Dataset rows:
* start *

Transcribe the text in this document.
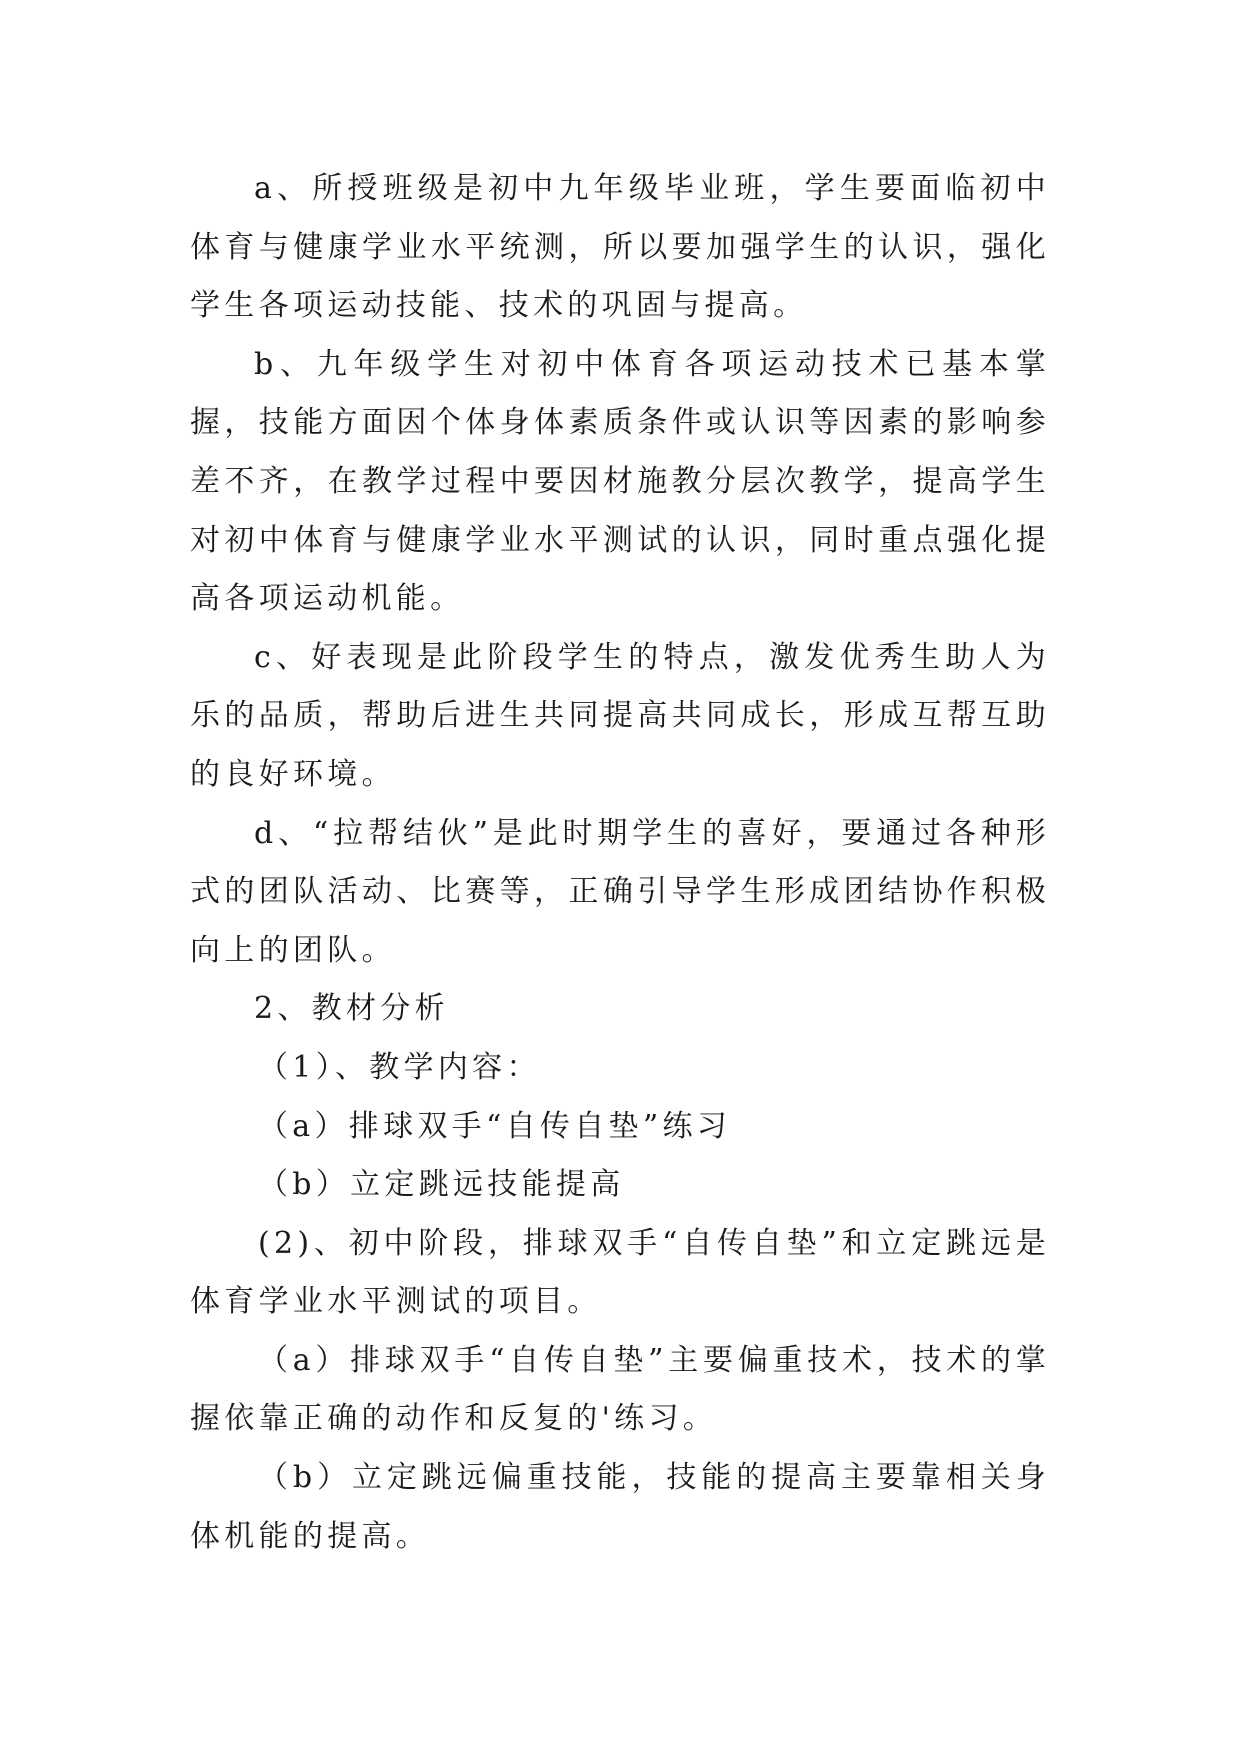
a、所授班级是初中九年级毕业班，学生要面临初中体育与健康学业水平统测，所以要加强学生的认识，强化学生各项运动技能、技术的巩固与提高。

b、九年级学生对初中体育各项运动技术已基本掌握，技能方面因个体身体素质条件或认识等因素的影响参差不齐，在教学过程中要因材施教分层次教学，提高学生对初中体育与健康学业水平测试的认识，同时重点强化提高各项运动机能。

c、好表现是此阶段学生的特点，激发优秀生助人为乐的品质，帮助后进生共同提高共同成长，形成互帮互助的良好环境。

d、“拉帮结伙”是此时期学生的喜好，要通过各种形式的团队活动、比赛等，正确引导学生形成团结协作积极向上的团队。

2、教材分析

（1）、教学内容：

（a）排球双手“自传自垫”练习

（b）立定跳远技能提高

(2)、初中阶段，排球双手“自传自垫”和立定跳远是体育学业水平测试的项目。

（a）排球双手“自传自垫”主要偏重技术，技术的掌握依靠正确的动作和反复的'练习。

（b）立定跳远偏重技能，技能的提高主要靠相关身体机能的提高。
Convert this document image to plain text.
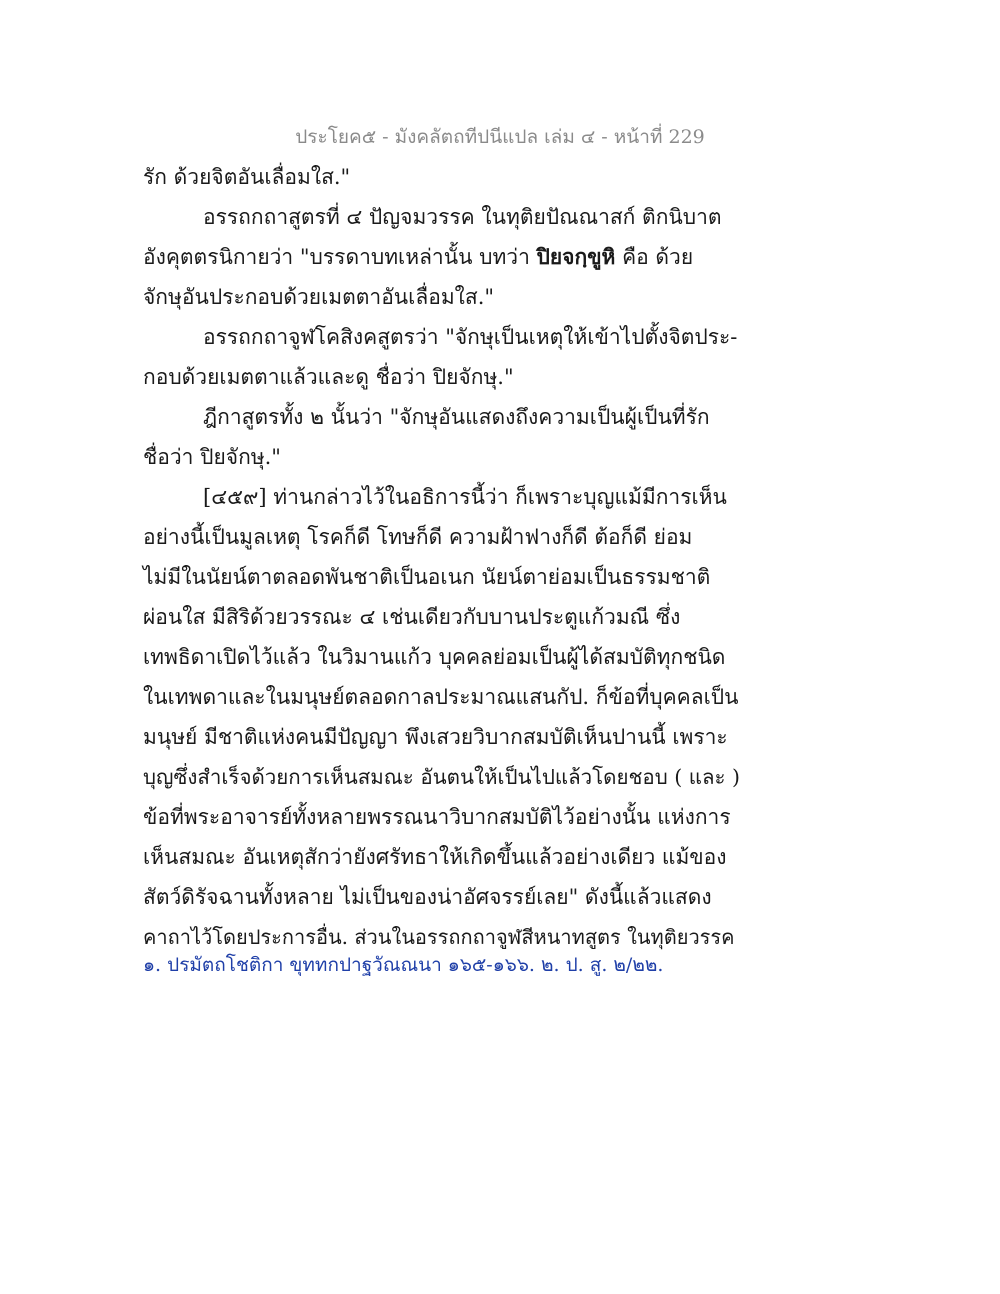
ประโยค๕ - มังคลัตถทีปนีแปล เล่ม ๔ - หน้าที่ 229
รัก ด้วยจิตอันเลื่อมใส."
อรรถกถาสูตรที่ ๔ ปัญจมวรรค ในทุติยปัณณาสก์ ติกนิบาต
อังคุตตรนิกายว่า "บรรดาบทเหล่านั้น บทว่า ปิยจกฺขูหิ คือ ด้วย
จักษุอันประกอบด้วยเมตตาอันเลื่อมใส."
อรรถกถาจูฬโคสิงคสูตรว่า "จักษุเป็นเหตุให้เข้าไปตั้งจิตประ-
กอบด้วยเมตตาแล้วและดู ชื่อว่า ปิยจักษุ."
ฎีกาสูตรทั้ง ๒ นั้นว่า "จักษุอันแสดงถึงความเป็นผู้เป็นที่รัก
ชื่อว่า ปิยจักษุ."
[๔๕๙] ท่านกล่าวไว้ในอธิการนี้ว่า ก็เพราะบุญแม้มีการเห็น
อย่างนี้เป็นมูลเหตุ โรคก็ดี โทษก็ดี ความฝ้าฟางก็ดี ต้อก็ดี ย่อม
ไม่มีในนัยน์ตาตลอดพันชาติเป็นอเนก นัยน์ตาย่อมเป็นธรรมชาติ
ผ่อนใส มีสิริด้วยวรรณะ ๔ เช่นเดียวกับบานประตูแก้วมณี ซึ่ง
เทพธิดาเปิดไว้แล้ว ในวิมานแก้ว บุคคลย่อมเป็นผู้ได้สมบัติทุกชนิด
ในเทพดาและในมนุษย์ตลอดกาลประมาณแสนกัป. ก็ข้อที่บุคคลเป็น
มนุษย์ มีชาติแห่งคนมีปัญญา พึงเสวยวิบากสมบัติเห็นปานนี้ เพราะ
บุญซึ่งสำเร็จด้วยการเห็นสมณะ อันตนให้เป็นไปแล้วโดยชอบ ( และ )
ข้อที่พระอาจารย์ทั้งหลายพรรณนาวิบากสมบัติไว้อย่างนั้น แห่งการ
เห็นสมณะ อันเหตุสักว่ายังศรัทธาให้เกิดขึ้นแล้วอย่างเดียว แม้ของ
สัตว์ดิรัจฉานทั้งหลาย ไม่เป็นของน่าอัศจรรย์เลย" ดังนี้แล้วแสดง
คาถาไว้โดยประการอื่น. ส่วนในอรรถกถาจูฬสีหนาทสูตร ในทุติยวรรค
๑. ปรมัตถโชติกา ขุททกปาฐวัณณนา ๑๖๕-๑๖๖. ๒. ป. สู. ๒/๒๒.
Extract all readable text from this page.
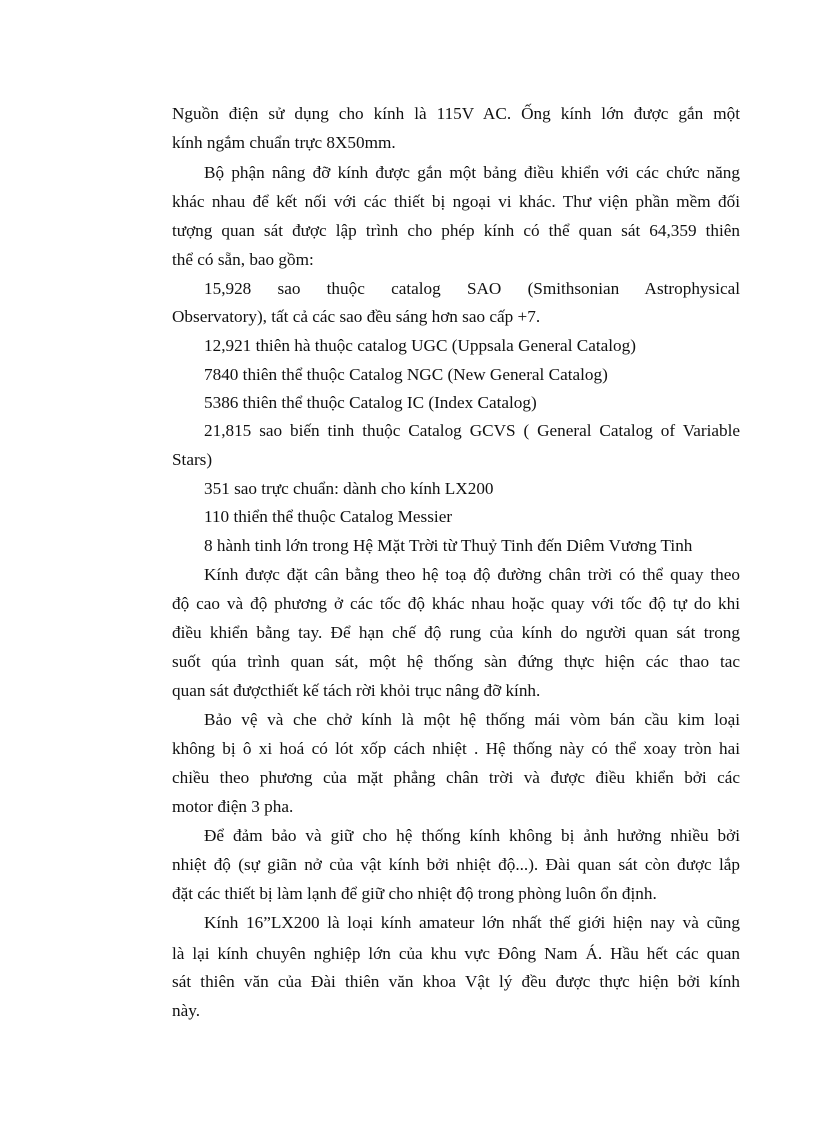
Nguồn điện sử dụng cho kính là 115V AC. Ống kính lớn được gắn một
kính ngắm chuẩn trực 8X50mm.
Bộ phận nâng đỡ kính được gắn một bảng điều khiển với các chức năng
khác nhau để kết nối với các thiết bị ngoại vi khác. Thư viện phần mềm đối
tượng quan sát được lập trình cho phép kính có thể quan sát 64,359 thiên
thể có sẵn, bao gồm:
15,928 sao thuộc catalog SAO (Smithsonian Astrophysical
Observatory), tất cả các sao đều sáng hơn sao cấp +7.
12,921 thiên hà thuộc catalog UGC (Uppsala General Catalog)
7840 thiên thể thuộc Catalog NGC (New General Catalog)
5386 thiên thể thuộc Catalog IC (Index Catalog)
21,815 sao biến tinh thuộc Catalog GCVS ( General Catalog of Variable
Stars)
351 sao trực chuẩn: dành cho kính LX200
110 thiển thể thuộc Catalog Messier
8 hành tinh lớn trong Hệ Mặt Trời từ Thuỷ Tinh đến Diêm Vương Tinh
Kính được đặt cân bằng theo hệ toạ độ đường chân trời có thể quay theo
độ cao và độ phương ở các tốc độ khác nhau hoặc quay với tốc độ tự do khi
điều khiển bằng tay. Để hạn chế độ rung của kính do người quan sát trong
suốt qúa trình quan sát, một hệ thống sàn đứng thực hiện các thao tac
quan sát đượcthiết kế tách rời khỏi trục nâng đỡ kính.
Bảo vệ và che chở kính là một hệ thống mái vòm bán cầu kim loại
không bị ô xi hoá có lót xốp cách nhiệt . Hệ thống này có thể xoay tròn hai
chiều theo phương của mặt phẳng chân trời và được điều khiển bởi các
motor điện 3 pha.
Để đảm bảo và giữ cho hệ thống kính không bị ảnh hưởng nhiều bởi
nhiệt độ (sự giãn nở của vật kính bởi nhiệt độ...). Đài quan sát còn được lắp
đặt các thiết bị làm lạnh để giữ cho nhiệt độ trong phòng luôn ổn định.
Kính 16”LX200 là loại kính amateur lớn nhất thế giới hiện nay và cũng
là lại kính chuyên nghiệp lớn của khu vực Đông Nam Á. Hầu hết các quan
sát thiên văn của Đài thiên văn khoa Vật lý đều được thực hiện bởi kính
này.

* end *

Tally up the lines of the listing containing the word "นเหต". Give only the total.

2